[start]
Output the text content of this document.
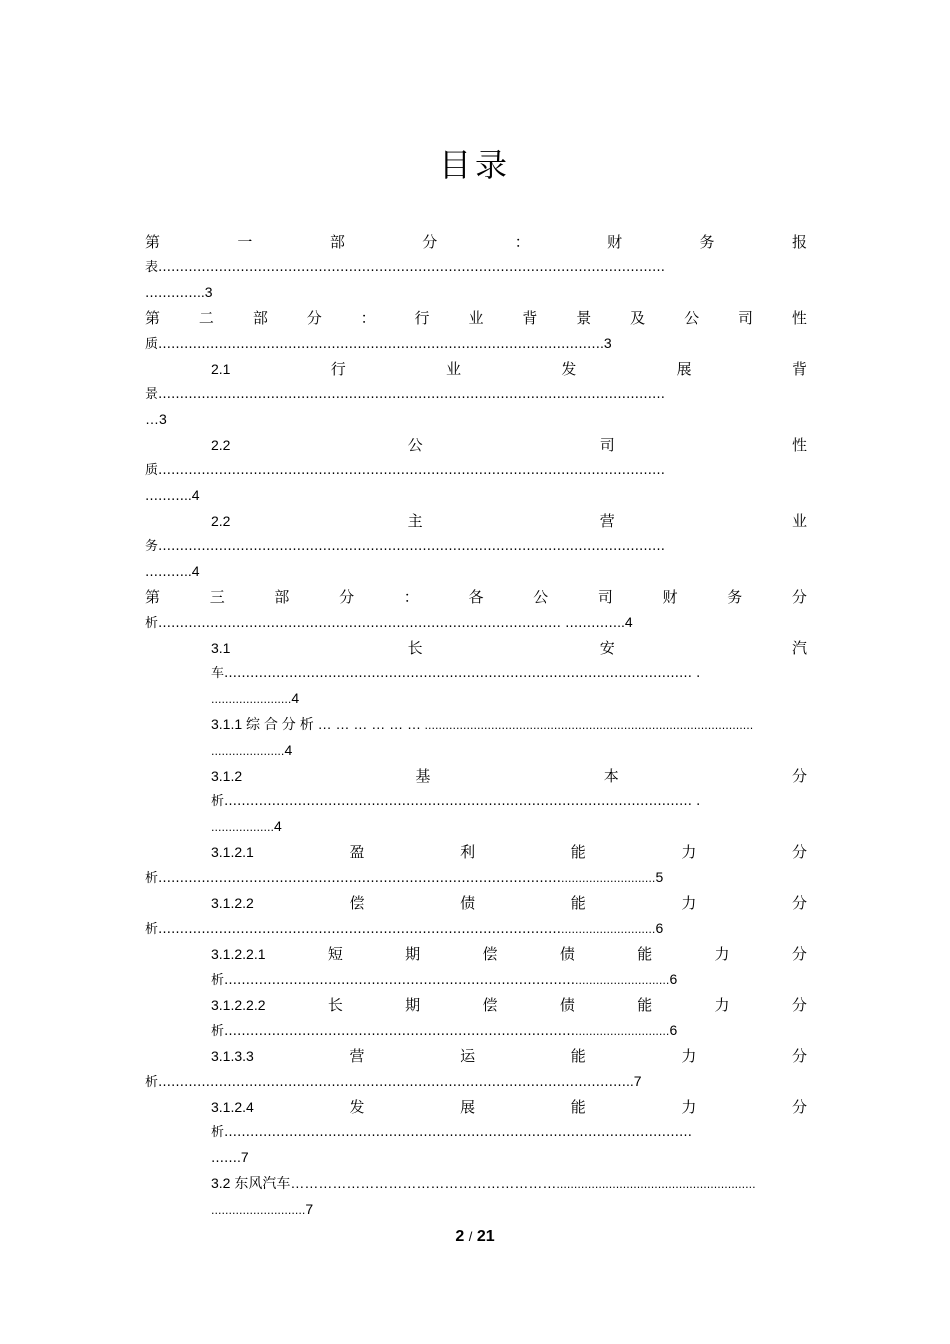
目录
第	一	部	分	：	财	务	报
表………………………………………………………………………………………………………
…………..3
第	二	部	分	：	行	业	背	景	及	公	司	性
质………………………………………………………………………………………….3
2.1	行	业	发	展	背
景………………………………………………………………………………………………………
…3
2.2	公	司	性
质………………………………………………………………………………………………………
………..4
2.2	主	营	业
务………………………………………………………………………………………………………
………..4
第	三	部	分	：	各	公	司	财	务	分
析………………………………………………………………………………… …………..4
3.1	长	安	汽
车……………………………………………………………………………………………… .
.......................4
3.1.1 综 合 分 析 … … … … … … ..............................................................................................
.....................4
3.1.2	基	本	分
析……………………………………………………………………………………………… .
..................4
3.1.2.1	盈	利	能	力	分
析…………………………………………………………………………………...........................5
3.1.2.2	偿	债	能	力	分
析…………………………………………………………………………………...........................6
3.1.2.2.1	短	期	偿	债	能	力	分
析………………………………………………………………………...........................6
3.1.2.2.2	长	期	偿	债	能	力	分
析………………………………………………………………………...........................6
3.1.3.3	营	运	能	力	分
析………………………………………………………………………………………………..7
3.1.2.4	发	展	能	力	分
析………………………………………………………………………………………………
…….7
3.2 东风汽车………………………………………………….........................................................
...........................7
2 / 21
[end]
[start]
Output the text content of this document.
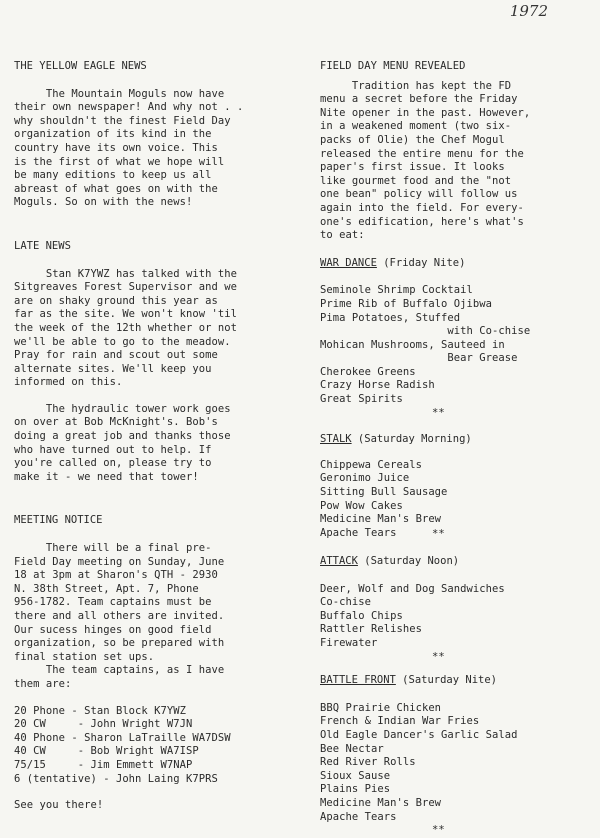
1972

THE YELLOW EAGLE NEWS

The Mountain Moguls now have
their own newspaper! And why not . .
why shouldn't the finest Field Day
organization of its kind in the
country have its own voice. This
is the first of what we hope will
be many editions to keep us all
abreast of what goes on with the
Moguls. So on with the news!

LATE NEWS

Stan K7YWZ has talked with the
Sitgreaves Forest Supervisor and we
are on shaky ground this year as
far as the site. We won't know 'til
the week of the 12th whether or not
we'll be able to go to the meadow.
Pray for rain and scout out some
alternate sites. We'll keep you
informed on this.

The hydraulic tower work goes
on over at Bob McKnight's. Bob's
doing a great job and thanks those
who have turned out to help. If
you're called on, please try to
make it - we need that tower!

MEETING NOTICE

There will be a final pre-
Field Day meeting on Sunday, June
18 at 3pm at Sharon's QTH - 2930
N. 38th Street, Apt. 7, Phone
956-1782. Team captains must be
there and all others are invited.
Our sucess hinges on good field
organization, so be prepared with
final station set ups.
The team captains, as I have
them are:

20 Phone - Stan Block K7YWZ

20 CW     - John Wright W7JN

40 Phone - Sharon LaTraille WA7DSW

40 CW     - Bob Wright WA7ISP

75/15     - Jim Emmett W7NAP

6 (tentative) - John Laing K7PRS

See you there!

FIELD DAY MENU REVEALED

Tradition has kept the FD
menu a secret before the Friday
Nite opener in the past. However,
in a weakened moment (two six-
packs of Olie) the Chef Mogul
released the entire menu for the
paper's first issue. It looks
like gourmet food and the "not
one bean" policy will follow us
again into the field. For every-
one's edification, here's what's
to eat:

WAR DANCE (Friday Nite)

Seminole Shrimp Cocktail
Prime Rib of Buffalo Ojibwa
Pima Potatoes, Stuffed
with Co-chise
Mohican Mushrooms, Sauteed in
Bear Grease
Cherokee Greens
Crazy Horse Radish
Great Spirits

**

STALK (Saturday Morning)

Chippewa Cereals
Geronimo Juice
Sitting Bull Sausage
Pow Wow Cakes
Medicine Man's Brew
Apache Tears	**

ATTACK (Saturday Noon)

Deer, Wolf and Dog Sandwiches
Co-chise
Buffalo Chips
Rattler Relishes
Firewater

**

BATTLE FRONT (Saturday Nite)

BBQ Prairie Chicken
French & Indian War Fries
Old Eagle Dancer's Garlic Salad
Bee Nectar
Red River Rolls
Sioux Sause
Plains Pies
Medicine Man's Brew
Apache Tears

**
[end]
## TASK DIRECTIONS
Say how many lines in the entries contain the string "goes", and leave out everything else.

## SOLUTION TO THE PROBLEM
2